### DATA TO PROCESS

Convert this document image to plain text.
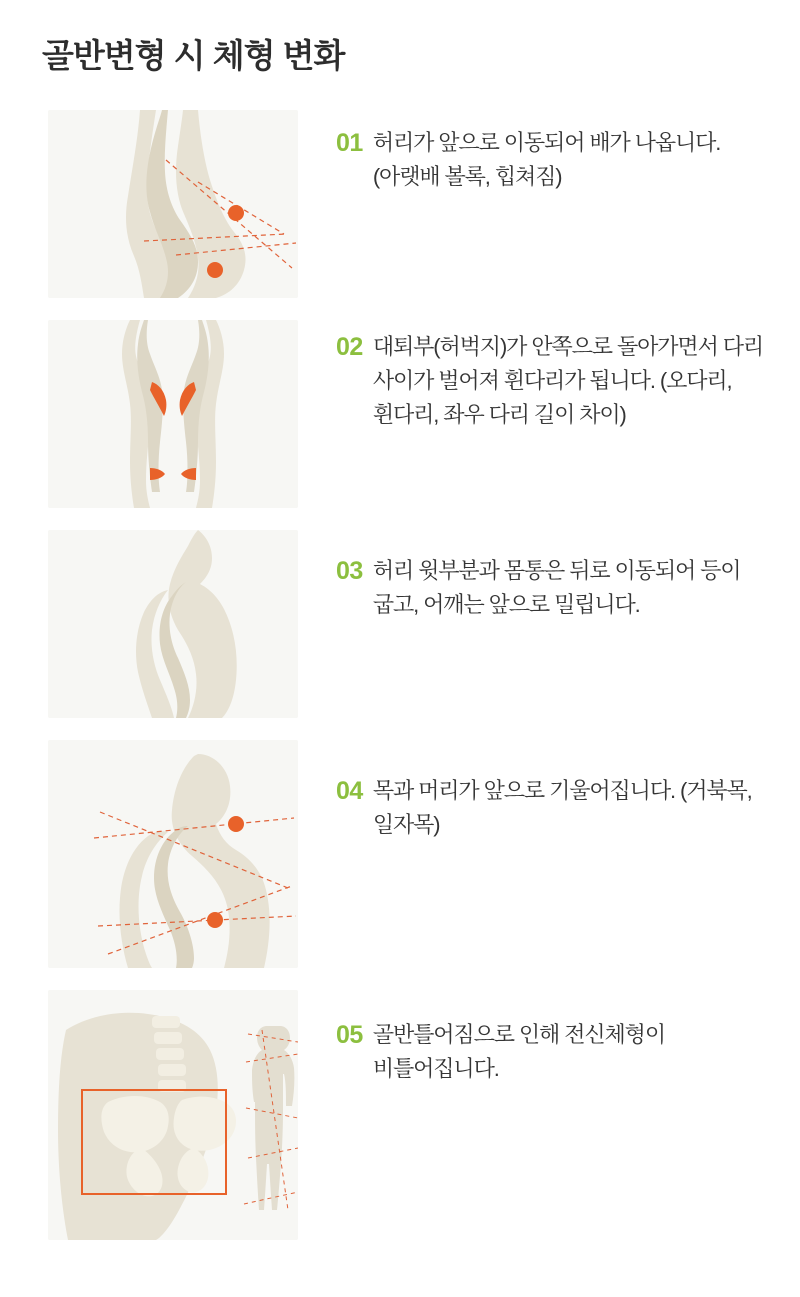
골반변형 시 체형 변화
01 허리가 앞으로 이동되어 배가 나옵니다. (아랫배 볼록, 힙쳐짐)
02 대퇴부(허벅지)가 안쪽으로 돌아가면서 다리 사이가 벌어져 휜다리가 됩니다. (오다리, 휜다리, 좌우 다리 길이 차이)
03 허리 윗부분과 몸통은 뒤로 이동되어 등이 굽고, 어깨는 앞으로 밀립니다.
04 목과 머리가 앞으로 기울어집니다. (거북목, 일자목)
05 골반틀어짐으로 인해 전신체형이 비틀어집니다.
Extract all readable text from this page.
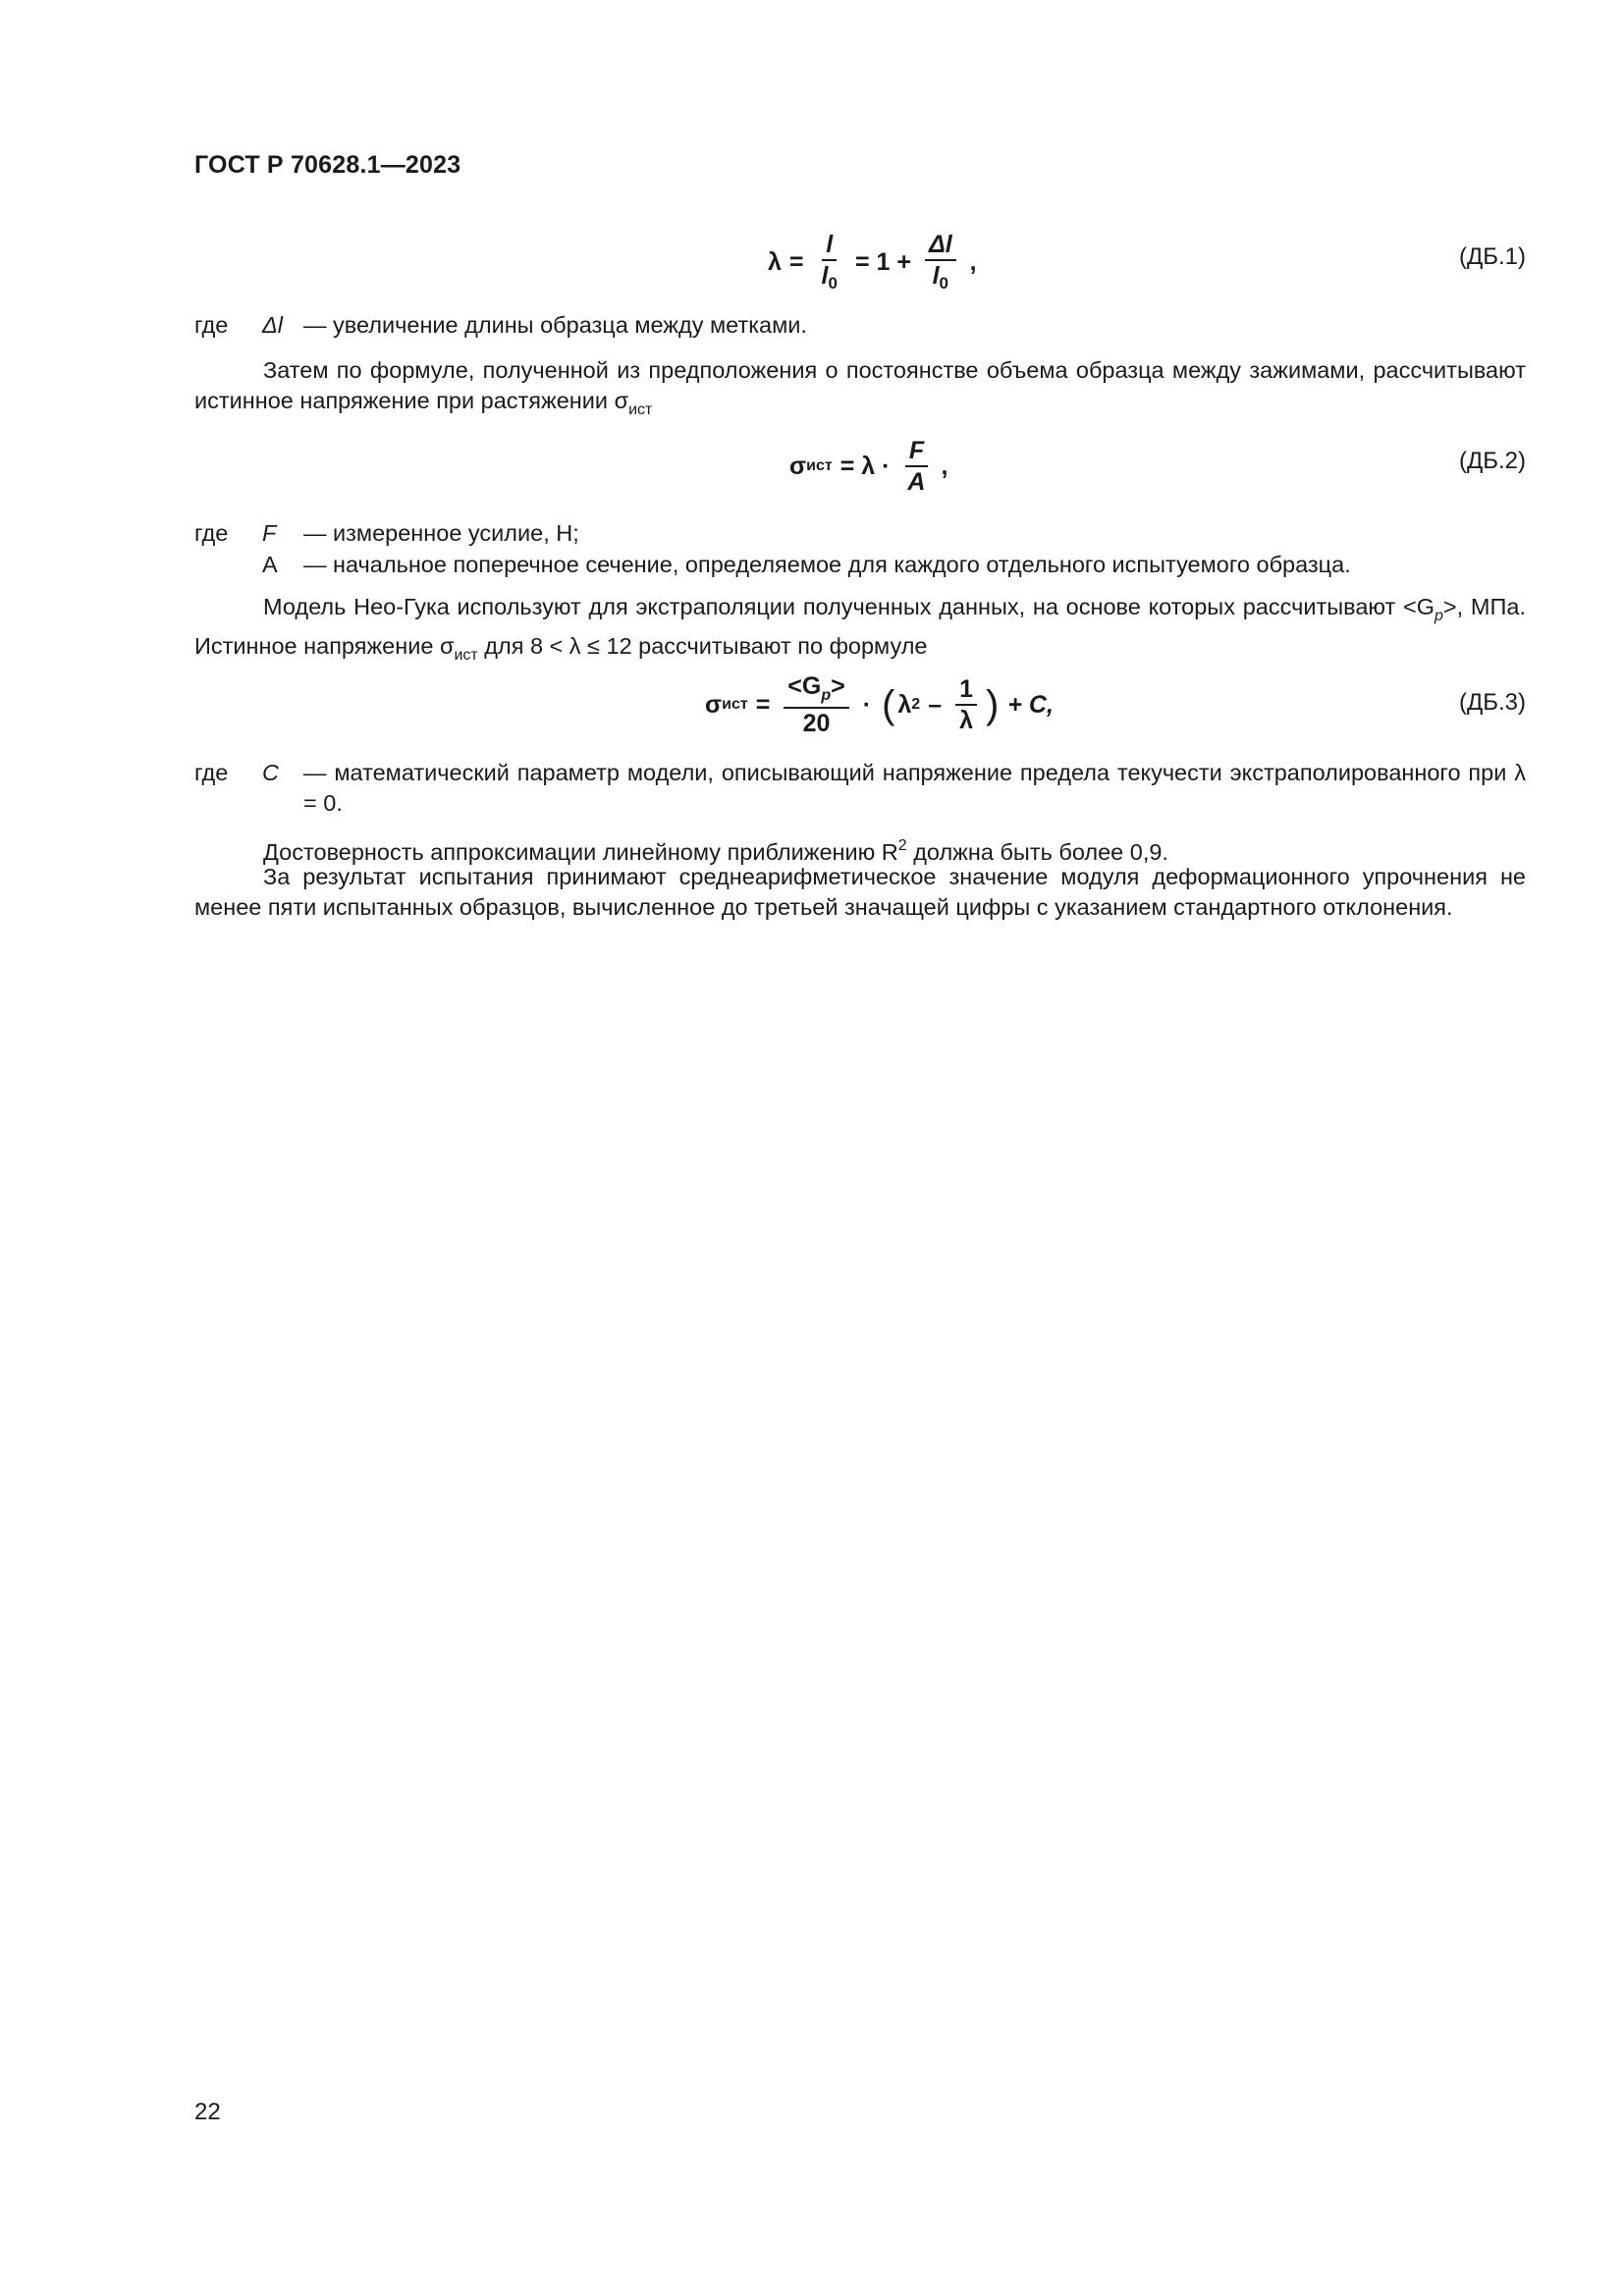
ГОСТ Р 70628.1—2023
$\lambda = \frac{l}{l_0} = 1 + \frac{\Delta l}{l_0}$ ,	(ДБ.1)
где	Δl — увеличение длины образца между метками.
Затем по формуле, полученной из предположения о постоянстве объема образца между зажимами, рассчитывают истинное напряжение при растяжении $\sigma_{ист}$
σ ист = $\lambda \cdot \frac{F}{A}$ ,	(ДБ.2)
где	F	— измеренное усилие, Н;
A	— начальное поперечное сечение, определяемое для каждого отдельного испытуемого образца.
Модель Нео-Гука используют для экстраполяции полученных данных, на основе которых рассчитывают $<G_p>$, МПа. Истинное напряжение $\sigma_{ист}$ для 8 < λ ≤ 12 рассчитывают по формуле
σ ист = $\frac{<G_p>}{20}$ · ( λ $2 - \frac{1}{\lambda}$ ) + C,	(ДБ.3)
где	C	— математический параметр модели, описывающий напряжение предела текучести экстраполированного при λ = 0.
Достоверность аппроксимации линейному приближению $R^2$ должна быть более 0,9.
За результат испытания принимают среднеарифметическое значение модуля деформационного упрочнения не менее пяти испытанных образцов, вычисленное до третьей значащей цифры с указанием стандартного отклонения.
22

######

TASK REQUIREMENTS
Identify each line containing the string "формуле" and copy it out.

RESULT OF THIS TASK
Затем по формуле, полученной из предположения о постоянстве объема образца между зажимами, рассчитывают истинное напряжение при растяжении $\sigma_{ист}$
Модель Нео-Гука используют для экстраполяции полученных данных, на основе которых рассчитывают $<G_p>$, МПа. Истинное напряжение $\sigma_{ист}$ для 8 < λ ≤ 12 рассчитывают по формуле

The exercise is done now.